**What you should do:**
In the data below, find every line with the string "Fluorescence" and pull it out.

---+---

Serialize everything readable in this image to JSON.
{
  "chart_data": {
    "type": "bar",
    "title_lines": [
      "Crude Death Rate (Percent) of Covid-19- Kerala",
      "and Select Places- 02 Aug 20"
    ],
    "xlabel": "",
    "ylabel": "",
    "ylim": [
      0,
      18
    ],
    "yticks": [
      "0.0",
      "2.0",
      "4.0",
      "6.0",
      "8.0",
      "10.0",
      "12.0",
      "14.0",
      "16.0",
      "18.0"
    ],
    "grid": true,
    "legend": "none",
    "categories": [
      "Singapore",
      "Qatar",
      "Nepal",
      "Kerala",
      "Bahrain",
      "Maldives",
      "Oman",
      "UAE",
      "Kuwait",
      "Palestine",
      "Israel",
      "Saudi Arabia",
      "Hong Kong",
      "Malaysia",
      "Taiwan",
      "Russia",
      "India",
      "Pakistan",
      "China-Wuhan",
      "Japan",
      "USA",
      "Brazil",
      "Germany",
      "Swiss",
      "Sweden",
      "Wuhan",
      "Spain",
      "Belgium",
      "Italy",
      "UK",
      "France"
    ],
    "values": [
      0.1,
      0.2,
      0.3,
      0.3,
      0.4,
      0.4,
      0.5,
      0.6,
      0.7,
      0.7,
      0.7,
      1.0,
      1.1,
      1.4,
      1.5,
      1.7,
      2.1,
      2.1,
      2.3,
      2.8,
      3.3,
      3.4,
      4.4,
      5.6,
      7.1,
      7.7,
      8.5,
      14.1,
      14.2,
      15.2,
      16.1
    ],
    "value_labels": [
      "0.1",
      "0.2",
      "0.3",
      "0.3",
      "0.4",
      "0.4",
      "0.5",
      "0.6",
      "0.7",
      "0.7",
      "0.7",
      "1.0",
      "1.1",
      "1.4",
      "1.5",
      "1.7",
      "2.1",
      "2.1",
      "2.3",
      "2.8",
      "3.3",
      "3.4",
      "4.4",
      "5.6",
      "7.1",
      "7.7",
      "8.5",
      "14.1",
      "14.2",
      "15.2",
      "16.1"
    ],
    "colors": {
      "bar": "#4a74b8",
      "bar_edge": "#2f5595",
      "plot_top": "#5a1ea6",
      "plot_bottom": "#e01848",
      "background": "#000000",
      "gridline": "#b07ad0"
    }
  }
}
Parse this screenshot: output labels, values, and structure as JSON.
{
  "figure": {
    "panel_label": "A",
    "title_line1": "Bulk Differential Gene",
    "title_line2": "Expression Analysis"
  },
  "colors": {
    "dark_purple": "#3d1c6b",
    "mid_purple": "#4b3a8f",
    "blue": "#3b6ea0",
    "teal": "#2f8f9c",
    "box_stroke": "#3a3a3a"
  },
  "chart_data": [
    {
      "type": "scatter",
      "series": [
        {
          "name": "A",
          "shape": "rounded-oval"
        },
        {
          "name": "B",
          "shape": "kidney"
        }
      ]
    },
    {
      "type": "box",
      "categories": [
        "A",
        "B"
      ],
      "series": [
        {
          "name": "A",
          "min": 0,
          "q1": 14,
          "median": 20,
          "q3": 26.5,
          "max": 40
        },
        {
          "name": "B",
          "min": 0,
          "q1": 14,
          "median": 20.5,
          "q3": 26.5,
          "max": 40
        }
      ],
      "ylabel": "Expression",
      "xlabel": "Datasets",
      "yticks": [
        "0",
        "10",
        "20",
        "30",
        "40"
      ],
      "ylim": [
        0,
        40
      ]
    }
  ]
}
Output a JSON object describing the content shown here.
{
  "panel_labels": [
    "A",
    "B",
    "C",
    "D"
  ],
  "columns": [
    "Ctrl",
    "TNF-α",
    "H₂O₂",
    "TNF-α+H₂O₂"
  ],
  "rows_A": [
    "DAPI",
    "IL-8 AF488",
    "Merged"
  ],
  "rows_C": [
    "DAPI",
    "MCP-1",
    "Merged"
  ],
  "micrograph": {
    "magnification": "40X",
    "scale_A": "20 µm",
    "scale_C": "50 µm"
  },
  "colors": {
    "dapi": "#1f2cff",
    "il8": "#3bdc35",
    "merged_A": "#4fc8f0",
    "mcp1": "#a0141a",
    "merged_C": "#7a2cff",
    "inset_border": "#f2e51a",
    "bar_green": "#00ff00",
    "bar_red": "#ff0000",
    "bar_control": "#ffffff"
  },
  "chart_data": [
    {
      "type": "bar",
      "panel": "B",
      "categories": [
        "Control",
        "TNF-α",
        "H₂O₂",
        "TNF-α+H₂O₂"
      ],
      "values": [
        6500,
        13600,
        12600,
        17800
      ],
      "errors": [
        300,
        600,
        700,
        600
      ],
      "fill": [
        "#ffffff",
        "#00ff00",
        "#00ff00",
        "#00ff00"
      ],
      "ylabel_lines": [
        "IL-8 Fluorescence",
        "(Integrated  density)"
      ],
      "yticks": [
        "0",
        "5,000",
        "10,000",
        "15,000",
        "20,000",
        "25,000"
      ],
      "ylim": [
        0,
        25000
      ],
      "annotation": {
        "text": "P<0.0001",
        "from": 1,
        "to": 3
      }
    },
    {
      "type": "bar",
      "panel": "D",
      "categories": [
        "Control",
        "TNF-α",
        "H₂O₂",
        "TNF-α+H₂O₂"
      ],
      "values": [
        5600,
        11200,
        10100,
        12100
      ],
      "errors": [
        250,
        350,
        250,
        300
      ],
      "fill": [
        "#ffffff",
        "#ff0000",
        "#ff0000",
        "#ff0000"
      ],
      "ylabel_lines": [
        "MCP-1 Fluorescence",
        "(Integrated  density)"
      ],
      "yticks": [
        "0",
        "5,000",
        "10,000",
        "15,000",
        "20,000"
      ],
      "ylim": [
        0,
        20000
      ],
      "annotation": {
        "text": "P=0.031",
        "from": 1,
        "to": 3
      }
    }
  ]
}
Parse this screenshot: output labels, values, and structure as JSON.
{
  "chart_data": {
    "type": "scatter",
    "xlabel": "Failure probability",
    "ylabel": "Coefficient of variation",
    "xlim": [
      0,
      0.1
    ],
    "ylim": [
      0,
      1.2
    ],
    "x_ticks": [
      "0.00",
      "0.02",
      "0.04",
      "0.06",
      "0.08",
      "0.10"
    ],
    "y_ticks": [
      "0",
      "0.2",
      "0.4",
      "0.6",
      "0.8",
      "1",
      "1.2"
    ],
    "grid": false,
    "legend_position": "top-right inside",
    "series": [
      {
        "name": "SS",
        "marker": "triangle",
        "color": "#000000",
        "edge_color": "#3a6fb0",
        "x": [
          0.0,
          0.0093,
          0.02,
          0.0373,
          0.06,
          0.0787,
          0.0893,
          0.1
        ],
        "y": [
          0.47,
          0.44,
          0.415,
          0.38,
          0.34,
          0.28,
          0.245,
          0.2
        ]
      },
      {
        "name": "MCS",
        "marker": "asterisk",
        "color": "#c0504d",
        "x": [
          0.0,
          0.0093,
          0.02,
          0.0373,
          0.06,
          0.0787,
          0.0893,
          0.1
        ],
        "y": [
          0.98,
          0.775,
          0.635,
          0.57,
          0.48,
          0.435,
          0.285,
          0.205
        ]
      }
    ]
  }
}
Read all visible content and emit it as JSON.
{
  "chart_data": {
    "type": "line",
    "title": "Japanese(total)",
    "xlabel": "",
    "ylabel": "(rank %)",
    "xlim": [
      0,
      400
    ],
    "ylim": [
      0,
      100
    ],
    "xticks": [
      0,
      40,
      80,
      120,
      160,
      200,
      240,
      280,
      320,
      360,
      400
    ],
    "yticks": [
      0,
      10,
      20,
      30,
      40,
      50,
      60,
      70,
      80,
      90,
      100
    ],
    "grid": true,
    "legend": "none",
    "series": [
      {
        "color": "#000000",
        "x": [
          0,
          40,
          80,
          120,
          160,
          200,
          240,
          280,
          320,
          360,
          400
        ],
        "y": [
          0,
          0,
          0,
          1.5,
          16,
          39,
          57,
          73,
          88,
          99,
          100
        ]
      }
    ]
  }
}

---+---

**Exercise response:**
        "IL-8 Fluorescence",
        "MCP-1 Fluorescence",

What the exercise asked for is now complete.